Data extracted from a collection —
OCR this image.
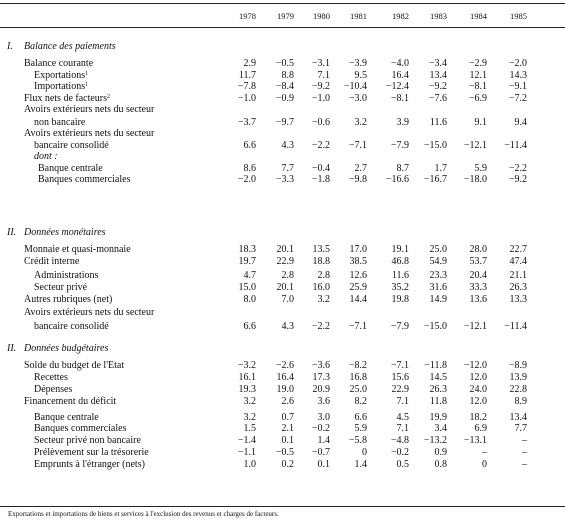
1978	1979	1980	1981	1982	1983	1984	1985
I. Balance des paiements
Balance courante	2.9	−0.5	−3.1	−3.9	−4.0	−3.4	−2.9	−2.0
Exportations$^1$	11.7	8.8	7.1	9.5	16.4	13.4	12.1	14.3
Importations$^1$	−7.8	−8.4	−9.2	−10.4	−12.4	−9.2	−8.1	−9.1
Flux nets de facteurs$^2$	−1.0	−0.9	−1.0	−3.0	−8.1	−7.6	−6.9	−7.2
Avoirs extérieurs nets du secteur
non bancaire	−3.7	−9.7	−0.6	3.2	3.9	11.6	9.1	9.4
Avoirs extérieurs nets du secteur
bancaire consolidé	6.6	4.3	−2.2	−7.1	−7.9	−15.0	−12.1	−11.4
dont :
Banque centrale	8.6	7.7	−0.4	2.7	8.7	1.7	5.9	−2.2
Banques commerciales	−2.0	−3.3	−1.8	−9.8	−16.6	−16.7	−18.0	−9.2
II. Données monétaires
Monnaie et quasi-monnaie	18.3	20.1	13.5	17.0	19.1	25.0	28.0	22.7
Crédit interne	19.7	22.9	18.8	38.5	46.8	54.9	53.7	47.4
Administrations	4.7	2.8	2.8	12.6	11.6	23.3	20.4	21.1
Secteur privé	15.0	20.1	16.0	25.9	35.2	31.6	33.3	26.3
Autres rubriques (net)	8.0	7.0	3.2	14.4	19.8	14.9	13.6	13.3
Avoirs extérieurs nets du secteur
bancaire consolidé	6.6	4.3	−2.2	−7.1	−7.9	−15.0	−12.1	−11.4
II. Données budgétaires
Solde du budget de l'Etat	−3.2	−2.6	−3.6	−8.2	−7.1	−11.8	−12.0	−8.9
Recettes	16.1	16.4	17.3	16.8	15.6	14.5	12.0	13.9
Dépenses	19.3	19.0	20.9	25.0	22.9	26.3	24.0	22.8
Financement du déficit	3.2	2.6	3.6	8.2	7.1	11.8	12.0	8.9
Banque centrale	3.2	0.7	3.0	6.6	4.5	19.9	18.2	13.4
Banques commerciales	1.5	2.1	−0.2	5.9	7.1	3.4	6.9	7.7
Secteur privé non bancaire	−1.4	0.1	1.4	−5.8	−4.8	−13.2	−13.1	–
Prélèvement sur la trésorerie	−1.1	−0.5	−0.7	0	−0.2	0.9	–	–
Emprunts à l'étranger (nets)	1.0	0.2	0.1	1.4	0.5	0.8	0	–
Exportations et importations de biens et services à l'exclusion des revenus et charges de facteurs.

Your instructions —
Without the pictures, output the full listing exactly as it stands.

Task solution —
OCR this image.
1978	1979	1980	1981	1982	1983	1984	1985
I. Balance des paiements
Balance courante	2.9	−0.5	−3.1	−3.9	−4.0	−3.4	−2.9	−2.0
Exportations$^1$	11.7	8.8	7.1	9.5	16.4	13.4	12.1	14.3
Importations$^1$	−7.8	−8.4	−9.2	−10.4	−12.4	−9.2	−8.1	−9.1
Flux nets de facteurs$^2$	−1.0	−0.9	−1.0	−3.0	−8.1	−7.6	−6.9	−7.2
Avoirs extérieurs nets du secteur
non bancaire	−3.7	−9.7	−0.6	3.2	3.9	11.6	9.1	9.4
Avoirs extérieurs nets du secteur
bancaire consolidé	6.6	4.3	−2.2	−7.1	−7.9	−15.0	−12.1	−11.4
dont :
Banque centrale	8.6	7.7	−0.4	2.7	8.7	1.7	5.9	−2.2
Banques commerciales	−2.0	−3.3	−1.8	−9.8	−16.6	−16.7	−18.0	−9.2
II. Données monétaires
Monnaie et quasi-monnaie	18.3	20.1	13.5	17.0	19.1	25.0	28.0	22.7
Crédit interne	19.7	22.9	18.8	38.5	46.8	54.9	53.7	47.4
Administrations	4.7	2.8	2.8	12.6	11.6	23.3	20.4	21.1
Secteur privé	15.0	20.1	16.0	25.9	35.2	31.6	33.3	26.3
Autres rubriques (net)	8.0	7.0	3.2	14.4	19.8	14.9	13.6	13.3
Avoirs extérieurs nets du secteur
bancaire consolidé	6.6	4.3	−2.2	−7.1	−7.9	−15.0	−12.1	−11.4
II. Données budgétaires
Solde du budget de l'Etat	−3.2	−2.6	−3.6	−8.2	−7.1	−11.8	−12.0	−8.9
Recettes	16.1	16.4	17.3	16.8	15.6	14.5	12.0	13.9
Dépenses	19.3	19.0	20.9	25.0	22.9	26.3	24.0	22.8
Financement du déficit	3.2	2.6	3.6	8.2	7.1	11.8	12.0	8.9
Banque centrale	3.2	0.7	3.0	6.6	4.5	19.9	18.2	13.4
Banques commerciales	1.5	2.1	−0.2	5.9	7.1	3.4	6.9	7.7
Secteur privé non bancaire	−1.4	0.1	1.4	−5.8	−4.8	−13.2	−13.1	–
Prélèvement sur la trésorerie	−1.1	−0.5	−0.7	0	−0.2	0.9	–	–
Emprunts à l'étranger (nets)	1.0	0.2	0.1	1.4	0.5	0.8	0	–
Exportations et importations de biens et services à l'exclusion des revenus et charges de facteurs.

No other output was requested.